BEGIN Source passage

Polish Air Force pilot who defected to the west with an MiG 15

Franciszek Jarecki (September 7, 1931 – October 24, 2010) was a pilot in the Polish Air Force who became famous in early 1953 when he escaped Soviet-controlled Poland in a Mikoyan-Gurevich MiG-15 jet, one of the best Soviet planes at that time.

==Early life==
Jarecki was born in 1931 in Gdów, a town near Kraków. His family soon moved to Stanisławów, where his father died in 1939, and in 1945 was deported by the Soviets to Bytom, Upper Silesia. He was a graduate of a prestigious Polish Air Force Academy in Dęblin. Some time in the early 1950s, he was moved to Słupsk in northern Poland, near the Baltic Sea. There he flew MiG-15s, as several were operated by the Polish Air Force.

END Source passage

▶ [Study questions]:
**A)** Using the passage on Franciszek Jarecki, decide whether each statement agrees with it: (i) Jarecki was born in Gdów, near Kraków; (ii) Jarecki's father died in Bytom; (iii) Jarecki graduated from an air force academy in Słupsk. Answer yes or no for each, and quote the words of the passage that settle it.
**B)** According to the passage on Franciszek Jarecki, what aircraft did he fly when he escaped Poland?
**C)** Copy everything in the passage on Franciszek Jarecki from "Polish Air Force pilot" down to "Polish Air Force.".
The material that comes next plays no part in this.

BEGIN Records

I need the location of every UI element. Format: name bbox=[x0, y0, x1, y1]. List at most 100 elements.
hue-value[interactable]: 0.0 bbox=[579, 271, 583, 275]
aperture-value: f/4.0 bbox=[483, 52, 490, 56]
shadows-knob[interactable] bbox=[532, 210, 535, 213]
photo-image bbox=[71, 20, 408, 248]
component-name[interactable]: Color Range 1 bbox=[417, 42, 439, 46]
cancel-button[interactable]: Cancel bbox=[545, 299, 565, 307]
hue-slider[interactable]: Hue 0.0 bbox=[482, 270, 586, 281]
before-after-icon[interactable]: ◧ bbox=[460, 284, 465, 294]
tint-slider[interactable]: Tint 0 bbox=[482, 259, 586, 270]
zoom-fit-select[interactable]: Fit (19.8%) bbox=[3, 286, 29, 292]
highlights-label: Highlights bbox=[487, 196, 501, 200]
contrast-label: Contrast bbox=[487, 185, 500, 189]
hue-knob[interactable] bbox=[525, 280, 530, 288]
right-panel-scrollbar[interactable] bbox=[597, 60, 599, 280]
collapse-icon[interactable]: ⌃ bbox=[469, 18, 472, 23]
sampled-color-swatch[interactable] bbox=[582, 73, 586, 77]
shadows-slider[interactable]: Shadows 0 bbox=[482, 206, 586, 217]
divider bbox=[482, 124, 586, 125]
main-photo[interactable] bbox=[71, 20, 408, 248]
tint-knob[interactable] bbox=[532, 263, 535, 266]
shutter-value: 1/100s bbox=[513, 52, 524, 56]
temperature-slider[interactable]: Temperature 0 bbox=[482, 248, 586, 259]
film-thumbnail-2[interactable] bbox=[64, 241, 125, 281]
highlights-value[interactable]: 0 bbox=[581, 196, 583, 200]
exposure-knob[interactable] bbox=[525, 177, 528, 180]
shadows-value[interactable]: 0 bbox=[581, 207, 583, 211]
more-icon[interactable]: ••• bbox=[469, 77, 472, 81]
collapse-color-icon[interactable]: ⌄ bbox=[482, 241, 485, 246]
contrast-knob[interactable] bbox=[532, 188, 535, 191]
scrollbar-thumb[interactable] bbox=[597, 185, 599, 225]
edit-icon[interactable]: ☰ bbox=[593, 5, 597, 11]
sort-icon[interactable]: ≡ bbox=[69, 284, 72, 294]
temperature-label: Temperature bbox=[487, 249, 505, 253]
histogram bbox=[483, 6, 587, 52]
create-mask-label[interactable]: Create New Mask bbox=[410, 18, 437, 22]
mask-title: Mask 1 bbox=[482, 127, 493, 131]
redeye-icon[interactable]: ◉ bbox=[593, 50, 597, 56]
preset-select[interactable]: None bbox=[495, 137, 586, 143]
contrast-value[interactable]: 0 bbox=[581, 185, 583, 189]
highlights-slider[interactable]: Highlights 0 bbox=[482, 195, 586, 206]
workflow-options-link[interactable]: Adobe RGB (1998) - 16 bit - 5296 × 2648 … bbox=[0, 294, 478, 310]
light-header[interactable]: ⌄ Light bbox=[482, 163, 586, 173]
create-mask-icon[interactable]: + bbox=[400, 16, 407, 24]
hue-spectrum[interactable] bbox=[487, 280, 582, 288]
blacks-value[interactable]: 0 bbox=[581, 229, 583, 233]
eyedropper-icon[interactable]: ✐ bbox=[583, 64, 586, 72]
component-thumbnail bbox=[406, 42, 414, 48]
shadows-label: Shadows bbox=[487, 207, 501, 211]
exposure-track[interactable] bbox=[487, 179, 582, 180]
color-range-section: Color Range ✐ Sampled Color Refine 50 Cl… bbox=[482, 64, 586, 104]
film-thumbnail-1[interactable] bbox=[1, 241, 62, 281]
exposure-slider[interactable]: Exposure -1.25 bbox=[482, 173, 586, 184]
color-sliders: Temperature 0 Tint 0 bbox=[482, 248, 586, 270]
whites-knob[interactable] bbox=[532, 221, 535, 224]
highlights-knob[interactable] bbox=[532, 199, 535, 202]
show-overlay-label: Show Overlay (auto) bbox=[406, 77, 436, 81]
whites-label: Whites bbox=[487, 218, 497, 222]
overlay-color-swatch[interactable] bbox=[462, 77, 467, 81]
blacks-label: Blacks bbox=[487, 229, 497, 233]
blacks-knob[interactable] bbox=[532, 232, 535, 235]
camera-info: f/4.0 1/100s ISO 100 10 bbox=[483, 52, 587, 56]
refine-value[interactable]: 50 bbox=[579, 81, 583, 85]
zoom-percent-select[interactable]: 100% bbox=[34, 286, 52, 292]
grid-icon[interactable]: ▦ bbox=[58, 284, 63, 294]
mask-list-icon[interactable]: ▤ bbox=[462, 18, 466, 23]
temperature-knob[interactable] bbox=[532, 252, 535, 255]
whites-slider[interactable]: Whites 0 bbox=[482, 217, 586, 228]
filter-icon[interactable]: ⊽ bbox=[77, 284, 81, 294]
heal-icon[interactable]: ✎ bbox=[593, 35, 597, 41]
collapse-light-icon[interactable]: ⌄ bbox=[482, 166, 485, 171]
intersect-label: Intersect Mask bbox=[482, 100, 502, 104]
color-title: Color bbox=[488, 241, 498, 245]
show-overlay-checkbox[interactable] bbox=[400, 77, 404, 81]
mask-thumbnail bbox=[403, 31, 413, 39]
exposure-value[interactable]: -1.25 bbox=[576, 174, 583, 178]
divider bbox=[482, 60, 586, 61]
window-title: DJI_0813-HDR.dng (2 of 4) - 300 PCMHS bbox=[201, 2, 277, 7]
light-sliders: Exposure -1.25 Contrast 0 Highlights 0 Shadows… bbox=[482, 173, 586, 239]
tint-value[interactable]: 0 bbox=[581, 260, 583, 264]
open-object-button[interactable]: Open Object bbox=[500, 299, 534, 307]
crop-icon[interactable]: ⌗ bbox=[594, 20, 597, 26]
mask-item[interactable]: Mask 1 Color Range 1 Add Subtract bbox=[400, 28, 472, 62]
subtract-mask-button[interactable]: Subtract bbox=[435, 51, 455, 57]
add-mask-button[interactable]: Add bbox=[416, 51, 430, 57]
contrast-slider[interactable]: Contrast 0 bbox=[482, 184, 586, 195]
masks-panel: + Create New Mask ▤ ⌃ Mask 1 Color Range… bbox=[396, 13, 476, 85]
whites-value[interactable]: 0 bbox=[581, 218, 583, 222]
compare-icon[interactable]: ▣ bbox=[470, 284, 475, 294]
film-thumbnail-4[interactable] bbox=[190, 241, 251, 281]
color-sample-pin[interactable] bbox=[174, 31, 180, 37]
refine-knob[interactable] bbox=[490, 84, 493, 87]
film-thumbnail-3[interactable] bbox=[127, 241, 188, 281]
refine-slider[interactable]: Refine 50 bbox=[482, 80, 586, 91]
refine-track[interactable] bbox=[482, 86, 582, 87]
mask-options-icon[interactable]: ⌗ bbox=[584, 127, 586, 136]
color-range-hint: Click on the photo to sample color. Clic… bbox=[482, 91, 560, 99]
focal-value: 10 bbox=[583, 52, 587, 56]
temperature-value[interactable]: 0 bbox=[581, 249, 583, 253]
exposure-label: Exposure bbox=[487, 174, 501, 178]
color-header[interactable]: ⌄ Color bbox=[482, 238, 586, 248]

END Records

▶ [Answers by item number]:
**A)**
(i) Yes: "Jarecki was born in 1931 in Gdów, a town near Kraków."
(ii) No: "His family soon moved to Stanisławów, where his father died in 1939"
(iii) No: "He was a graduate of a prestigious Polish Air Force Academy in Dęblin."

**B)** A Mikoyan-Gurevich MiG-15 jet.

**C)**
Polish Air Force pilot who defected to the west with an MiG 15

Franciszek Jarecki (September 7, 1931 – October 24, 2010) was a pilot in the Polish Air Force who became famous in early 1953 when he escaped Soviet-controlled Poland in a Mikoyan-Gurevich MiG-15 jet, one of the best Soviet planes at that time.

==Early life==
Jarecki was born in 1931 in Gdów, a town near Kraków. His family soon moved to Stanisławów, where his father died in 1939, and in 1945 was deported by the Soviets to Bytom, Upper Silesia. He was a graduate of a prestigious Polish Air Force Academy in Dęblin. Some time in the early 1950s, he was moved to Słupsk in northern Poland, near the Baltic Sea. There he flew MiG-15s, as several were operated by the Polish Air Force.